Restate the records below word for word, and omit the images they hold.

> Records
▽

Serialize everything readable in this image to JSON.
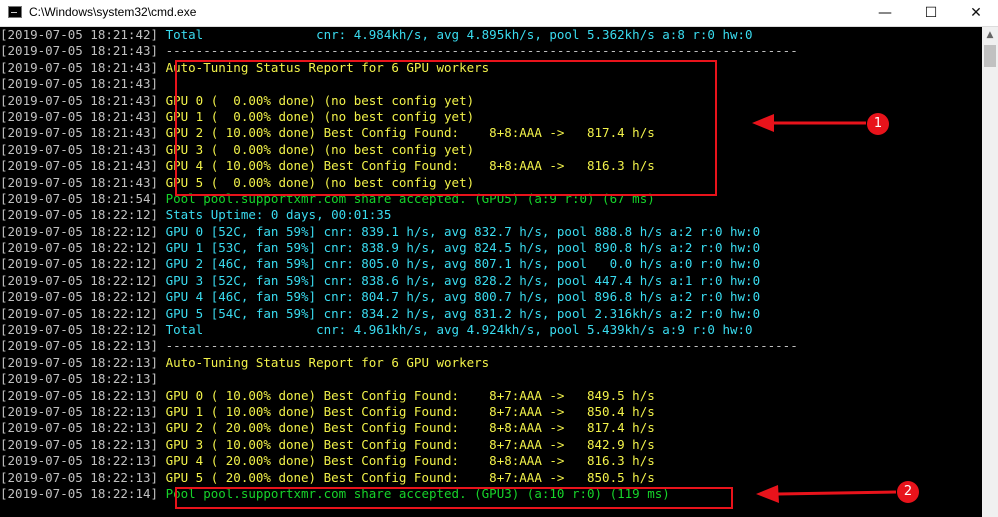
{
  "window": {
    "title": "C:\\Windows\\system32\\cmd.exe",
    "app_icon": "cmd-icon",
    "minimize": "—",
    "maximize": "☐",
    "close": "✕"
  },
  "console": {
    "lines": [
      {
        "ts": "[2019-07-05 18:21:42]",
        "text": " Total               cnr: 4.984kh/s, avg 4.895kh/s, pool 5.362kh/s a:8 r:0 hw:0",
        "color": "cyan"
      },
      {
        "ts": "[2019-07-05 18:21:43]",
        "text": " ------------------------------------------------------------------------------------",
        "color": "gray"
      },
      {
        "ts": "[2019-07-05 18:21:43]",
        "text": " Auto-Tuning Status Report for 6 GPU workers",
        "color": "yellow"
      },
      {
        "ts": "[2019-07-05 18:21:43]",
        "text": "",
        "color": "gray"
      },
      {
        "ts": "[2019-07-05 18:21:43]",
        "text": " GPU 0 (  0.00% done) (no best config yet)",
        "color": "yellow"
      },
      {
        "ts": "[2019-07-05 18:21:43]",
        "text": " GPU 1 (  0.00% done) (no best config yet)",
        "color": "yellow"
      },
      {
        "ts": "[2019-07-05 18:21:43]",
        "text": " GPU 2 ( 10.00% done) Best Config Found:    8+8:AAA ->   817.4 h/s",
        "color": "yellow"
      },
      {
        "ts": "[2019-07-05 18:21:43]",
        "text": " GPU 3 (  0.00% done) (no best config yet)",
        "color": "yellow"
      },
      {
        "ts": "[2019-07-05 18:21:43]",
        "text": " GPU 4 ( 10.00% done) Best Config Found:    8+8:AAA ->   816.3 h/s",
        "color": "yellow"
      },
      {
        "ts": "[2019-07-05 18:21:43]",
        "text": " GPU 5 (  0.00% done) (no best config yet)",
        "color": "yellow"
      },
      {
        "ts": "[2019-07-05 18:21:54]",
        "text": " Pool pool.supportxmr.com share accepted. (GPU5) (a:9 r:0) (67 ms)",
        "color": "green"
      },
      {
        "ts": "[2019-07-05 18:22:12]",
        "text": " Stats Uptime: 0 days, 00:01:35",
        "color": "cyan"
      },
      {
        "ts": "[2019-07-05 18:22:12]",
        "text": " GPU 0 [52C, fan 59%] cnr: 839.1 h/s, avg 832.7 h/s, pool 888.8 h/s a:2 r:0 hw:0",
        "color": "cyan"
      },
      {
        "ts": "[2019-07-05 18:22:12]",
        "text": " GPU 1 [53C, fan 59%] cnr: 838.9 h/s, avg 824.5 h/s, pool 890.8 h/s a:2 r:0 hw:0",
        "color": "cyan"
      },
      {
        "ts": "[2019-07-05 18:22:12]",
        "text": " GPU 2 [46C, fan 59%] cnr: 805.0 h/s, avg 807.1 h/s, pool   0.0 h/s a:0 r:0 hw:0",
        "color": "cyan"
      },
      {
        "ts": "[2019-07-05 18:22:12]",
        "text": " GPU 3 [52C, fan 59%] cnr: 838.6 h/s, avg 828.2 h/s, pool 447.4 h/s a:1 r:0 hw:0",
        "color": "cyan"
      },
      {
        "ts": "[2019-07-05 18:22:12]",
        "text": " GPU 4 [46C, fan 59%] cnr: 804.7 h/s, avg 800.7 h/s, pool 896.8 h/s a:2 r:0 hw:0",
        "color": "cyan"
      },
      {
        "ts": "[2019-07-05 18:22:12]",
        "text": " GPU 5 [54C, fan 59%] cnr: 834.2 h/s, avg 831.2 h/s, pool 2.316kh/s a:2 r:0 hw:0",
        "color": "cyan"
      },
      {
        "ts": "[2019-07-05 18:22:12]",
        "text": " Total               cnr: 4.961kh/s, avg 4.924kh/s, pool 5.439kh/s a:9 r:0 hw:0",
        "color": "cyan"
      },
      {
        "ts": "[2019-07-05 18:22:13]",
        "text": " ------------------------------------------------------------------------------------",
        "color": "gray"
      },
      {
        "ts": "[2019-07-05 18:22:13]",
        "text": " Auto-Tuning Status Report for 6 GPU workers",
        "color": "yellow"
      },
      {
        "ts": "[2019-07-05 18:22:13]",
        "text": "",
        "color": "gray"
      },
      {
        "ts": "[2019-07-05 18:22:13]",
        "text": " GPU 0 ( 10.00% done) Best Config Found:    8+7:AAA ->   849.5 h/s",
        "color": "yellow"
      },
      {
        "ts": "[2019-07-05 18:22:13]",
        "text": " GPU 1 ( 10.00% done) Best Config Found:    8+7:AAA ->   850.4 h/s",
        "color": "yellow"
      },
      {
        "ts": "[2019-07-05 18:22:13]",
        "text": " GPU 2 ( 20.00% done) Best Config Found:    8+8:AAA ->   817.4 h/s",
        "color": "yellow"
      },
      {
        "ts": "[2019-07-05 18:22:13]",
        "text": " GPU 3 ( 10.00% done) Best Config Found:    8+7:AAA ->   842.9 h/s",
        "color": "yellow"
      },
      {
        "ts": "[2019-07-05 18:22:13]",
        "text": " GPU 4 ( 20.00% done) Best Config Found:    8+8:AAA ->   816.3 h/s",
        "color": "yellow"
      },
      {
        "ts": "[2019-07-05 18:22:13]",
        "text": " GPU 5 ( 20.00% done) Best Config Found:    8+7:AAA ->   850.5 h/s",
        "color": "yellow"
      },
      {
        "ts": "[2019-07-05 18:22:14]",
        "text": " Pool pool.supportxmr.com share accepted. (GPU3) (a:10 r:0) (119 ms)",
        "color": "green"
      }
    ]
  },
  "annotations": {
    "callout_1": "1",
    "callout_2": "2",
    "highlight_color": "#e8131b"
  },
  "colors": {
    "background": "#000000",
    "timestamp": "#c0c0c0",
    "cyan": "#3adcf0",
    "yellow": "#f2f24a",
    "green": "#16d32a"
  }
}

△

> Result of this task
Serialize everything readable in this image to JSON.
{
  "window": {
    "title": "C:\\Windows\\system32\\cmd.exe",
    "app_icon": "cmd-icon",
    "minimize": "—",
    "maximize": "☐",
    "close": "✕"
  },
  "console": {
    "lines": [
      {
        "ts": "[2019-07-05 18:21:42]",
        "text": " Total               cnr: 4.984kh/s, avg 4.895kh/s, pool 5.362kh/s a:8 r:0 hw:0",
        "color": "cyan"
      },
      {
        "ts": "[2019-07-05 18:21:43]",
        "text": " ------------------------------------------------------------------------------------",
        "color": "gray"
      },
      {
        "ts": "[2019-07-05 18:21:43]",
        "text": " Auto-Tuning Status Report for 6 GPU workers",
        "color": "yellow"
      },
      {
        "ts": "[2019-07-05 18:21:43]",
        "text": "",
        "color": "gray"
      },
      {
        "ts": "[2019-07-05 18:21:43]",
        "text": " GPU 0 (  0.00% done) (no best config yet)",
        "color": "yellow"
      },
      {
        "ts": "[2019-07-05 18:21:43]",
        "text": " GPU 1 (  0.00% done) (no best config yet)",
        "color": "yellow"
      },
      {
        "ts": "[2019-07-05 18:21:43]",
        "text": " GPU 2 ( 10.00% done) Best Config Found:    8+8:AAA ->   817.4 h/s",
        "color": "yellow"
      },
      {
        "ts": "[2019-07-05 18:21:43]",
        "text": " GPU 3 (  0.00% done) (no best config yet)",
        "color": "yellow"
      },
      {
        "ts": "[2019-07-05 18:21:43]",
        "text": " GPU 4 ( 10.00% done) Best Config Found:    8+8:AAA ->   816.3 h/s",
        "color": "yellow"
      },
      {
        "ts": "[2019-07-05 18:21:43]",
        "text": " GPU 5 (  0.00% done) (no best config yet)",
        "color": "yellow"
      },
      {
        "ts": "[2019-07-05 18:21:54]",
        "text": " Pool pool.supportxmr.com share accepted. (GPU5) (a:9 r:0) (67 ms)",
        "color": "green"
      },
      {
        "ts": "[2019-07-05 18:22:12]",
        "text": " Stats Uptime: 0 days, 00:01:35",
        "color": "cyan"
      },
      {
        "ts": "[2019-07-05 18:22:12]",
        "text": " GPU 0 [52C, fan 59%] cnr: 839.1 h/s, avg 832.7 h/s, pool 888.8 h/s a:2 r:0 hw:0",
        "color": "cyan"
      },
      {
        "ts": "[2019-07-05 18:22:12]",
        "text": " GPU 1 [53C, fan 59%] cnr: 838.9 h/s, avg 824.5 h/s, pool 890.8 h/s a:2 r:0 hw:0",
        "color": "cyan"
      },
      {
        "ts": "[2019-07-05 18:22:12]",
        "text": " GPU 2 [46C, fan 59%] cnr: 805.0 h/s, avg 807.1 h/s, pool   0.0 h/s a:0 r:0 hw:0",
        "color": "cyan"
      },
      {
        "ts": "[2019-07-05 18:22:12]",
        "text": " GPU 3 [52C, fan 59%] cnr: 838.6 h/s, avg 828.2 h/s, pool 447.4 h/s a:1 r:0 hw:0",
        "color": "cyan"
      },
      {
        "ts": "[2019-07-05 18:22:12]",
        "text": " GPU 4 [46C, fan 59%] cnr: 804.7 h/s, avg 800.7 h/s, pool 896.8 h/s a:2 r:0 hw:0",
        "color": "cyan"
      },
      {
        "ts": "[2019-07-05 18:22:12]",
        "text": " GPU 5 [54C, fan 59%] cnr: 834.2 h/s, avg 831.2 h/s, pool 2.316kh/s a:2 r:0 hw:0",
        "color": "cyan"
      },
      {
        "ts": "[2019-07-05 18:22:12]",
        "text": " Total               cnr: 4.961kh/s, avg 4.924kh/s, pool 5.439kh/s a:9 r:0 hw:0",
        "color": "cyan"
      },
      {
        "ts": "[2019-07-05 18:22:13]",
        "text": " ------------------------------------------------------------------------------------",
        "color": "gray"
      },
      {
        "ts": "[2019-07-05 18:22:13]",
        "text": " Auto-Tuning Status Report for 6 GPU workers",
        "color": "yellow"
      },
      {
        "ts": "[2019-07-05 18:22:13]",
        "text": "",
        "color": "gray"
      },
      {
        "ts": "[2019-07-05 18:22:13]",
        "text": " GPU 0 ( 10.00% done) Best Config Found:    8+7:AAA ->   849.5 h/s",
        "color": "yellow"
      },
      {
        "ts": "[2019-07-05 18:22:13]",
        "text": " GPU 1 ( 10.00% done) Best Config Found:    8+7:AAA ->   850.4 h/s",
        "color": "yellow"
      },
      {
        "ts": "[2019-07-05 18:22:13]",
        "text": " GPU 2 ( 20.00% done) Best Config Found:    8+8:AAA ->   817.4 h/s",
        "color": "yellow"
      },
      {
        "ts": "[2019-07-05 18:22:13]",
        "text": " GPU 3 ( 10.00% done) Best Config Found:    8+7:AAA ->   842.9 h/s",
        "color": "yellow"
      },
      {
        "ts": "[2019-07-05 18:22:13]",
        "text": " GPU 4 ( 20.00% done) Best Config Found:    8+8:AAA ->   816.3 h/s",
        "color": "yellow"
      },
      {
        "ts": "[2019-07-05 18:22:13]",
        "text": " GPU 5 ( 20.00% done) Best Config Found:    8+7:AAA ->   850.5 h/s",
        "color": "yellow"
      },
      {
        "ts": "[2019-07-05 18:22:14]",
        "text": " Pool pool.supportxmr.com share accepted. (GPU3) (a:10 r:0) (119 ms)",
        "color": "green"
      }
    ]
  },
  "annotations": {
    "callout_1": "1",
    "callout_2": "2",
    "highlight_color": "#e8131b"
  },
  "colors": {
    "background": "#000000",
    "timestamp": "#c0c0c0",
    "cyan": "#3adcf0",
    "yellow": "#f2f24a",
    "green": "#16d32a"
  }
}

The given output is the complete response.